[Begin SUPPLIED RECORDS]

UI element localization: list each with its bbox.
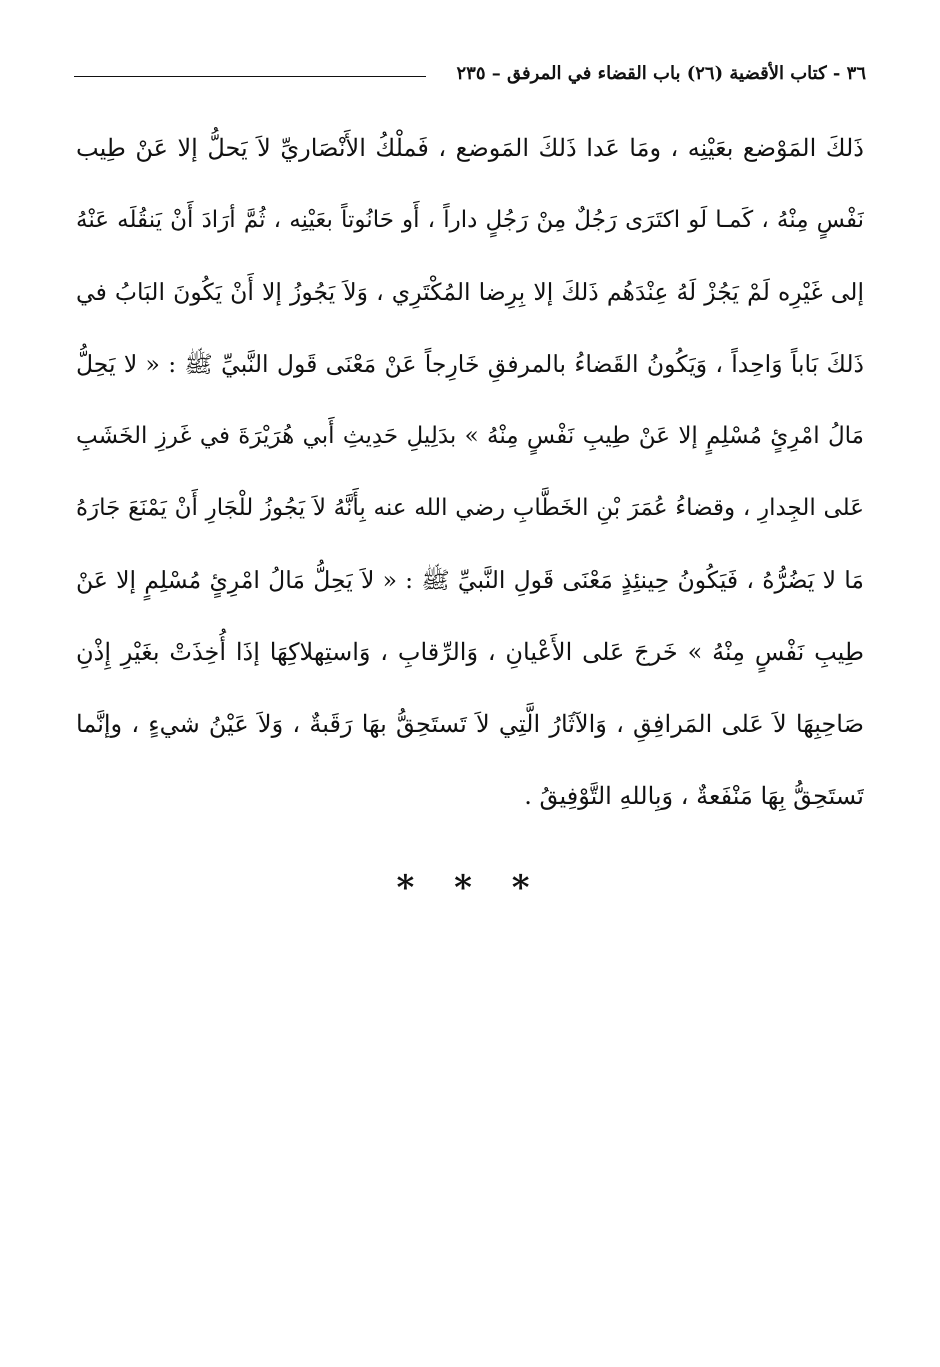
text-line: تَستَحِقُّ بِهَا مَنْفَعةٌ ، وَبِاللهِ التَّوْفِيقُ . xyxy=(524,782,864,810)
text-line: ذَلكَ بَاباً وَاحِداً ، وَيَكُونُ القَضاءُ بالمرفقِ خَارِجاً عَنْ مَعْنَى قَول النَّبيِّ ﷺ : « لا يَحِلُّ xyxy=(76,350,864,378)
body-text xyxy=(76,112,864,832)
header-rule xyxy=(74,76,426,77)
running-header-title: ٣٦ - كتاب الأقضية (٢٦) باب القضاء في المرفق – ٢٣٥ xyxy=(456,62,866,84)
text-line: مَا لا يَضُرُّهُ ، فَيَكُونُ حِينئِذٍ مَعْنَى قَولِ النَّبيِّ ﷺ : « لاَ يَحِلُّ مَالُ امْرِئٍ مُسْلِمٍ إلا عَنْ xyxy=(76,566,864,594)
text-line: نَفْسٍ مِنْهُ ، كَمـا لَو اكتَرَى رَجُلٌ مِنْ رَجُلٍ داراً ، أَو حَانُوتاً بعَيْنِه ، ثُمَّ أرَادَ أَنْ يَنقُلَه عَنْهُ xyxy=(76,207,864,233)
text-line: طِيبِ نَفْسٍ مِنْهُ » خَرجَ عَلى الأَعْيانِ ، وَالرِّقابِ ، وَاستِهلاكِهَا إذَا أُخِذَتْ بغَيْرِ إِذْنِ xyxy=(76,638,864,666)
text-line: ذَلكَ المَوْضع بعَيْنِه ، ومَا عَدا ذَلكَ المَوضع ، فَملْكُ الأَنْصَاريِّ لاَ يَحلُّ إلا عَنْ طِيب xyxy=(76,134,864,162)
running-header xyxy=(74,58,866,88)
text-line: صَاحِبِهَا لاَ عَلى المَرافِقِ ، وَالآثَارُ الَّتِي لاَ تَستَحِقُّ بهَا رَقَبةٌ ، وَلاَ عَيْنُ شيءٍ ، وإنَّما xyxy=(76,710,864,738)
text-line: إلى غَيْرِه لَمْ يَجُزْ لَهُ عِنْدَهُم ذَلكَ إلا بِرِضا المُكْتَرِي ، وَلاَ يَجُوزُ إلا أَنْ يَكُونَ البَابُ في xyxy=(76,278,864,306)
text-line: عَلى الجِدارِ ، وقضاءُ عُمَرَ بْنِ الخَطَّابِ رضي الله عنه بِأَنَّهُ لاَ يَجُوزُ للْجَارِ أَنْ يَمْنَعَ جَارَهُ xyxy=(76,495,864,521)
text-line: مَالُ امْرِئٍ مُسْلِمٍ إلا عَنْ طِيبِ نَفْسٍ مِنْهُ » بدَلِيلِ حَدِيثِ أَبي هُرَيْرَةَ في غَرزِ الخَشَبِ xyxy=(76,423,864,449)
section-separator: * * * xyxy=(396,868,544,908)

[End SUPPLIED RECORDS]
[Begin SUPPLIED RECORDS]

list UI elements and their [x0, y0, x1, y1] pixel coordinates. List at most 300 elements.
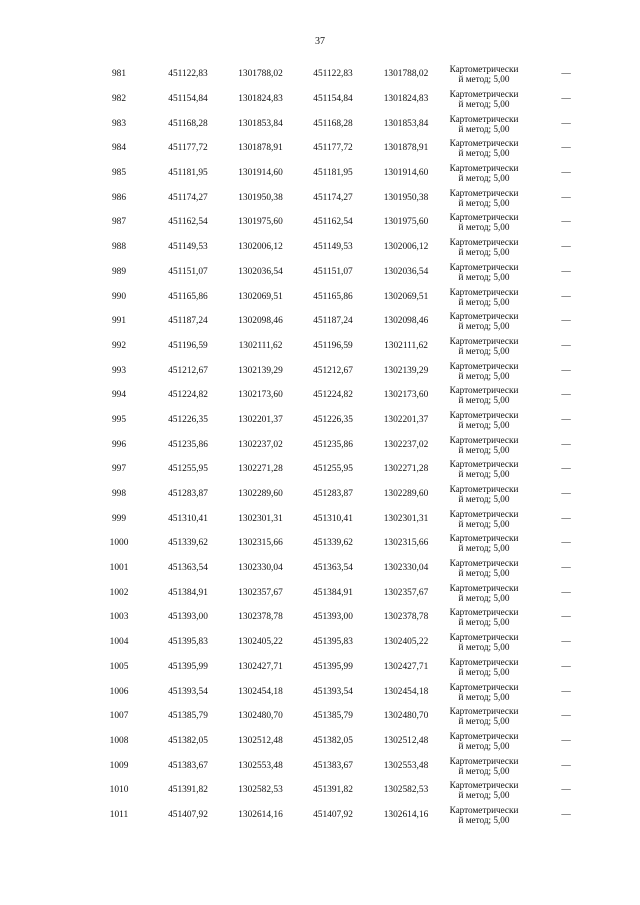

[End SUPPLIED RECORDS]

EXERCISE: Please rewrite the rows starting at the one containing "UI element localization: list" and ending after the one containing "text-line: ذَلكَ بَاباً", changing "text-line" to "line" and keeping everything else the same. Leave the pictures out of your answer.

COMPLETE OUTPUT:
UI element localization: list each with its bbox.
line: تَستَحِقُّ بِهَا مَنْفَعةٌ ، وَبِاللهِ التَّوْفِيقُ . xyxy=(524,782,864,810)
line: ذَلكَ بَاباً وَاحِداً ، وَيَكُونُ القَضاءُ بالمرفقِ خَارِجاً عَنْ مَعْنَى قَول النَّبيِّ ﷺ : « لا يَحِلُّ xyxy=(76,350,864,378)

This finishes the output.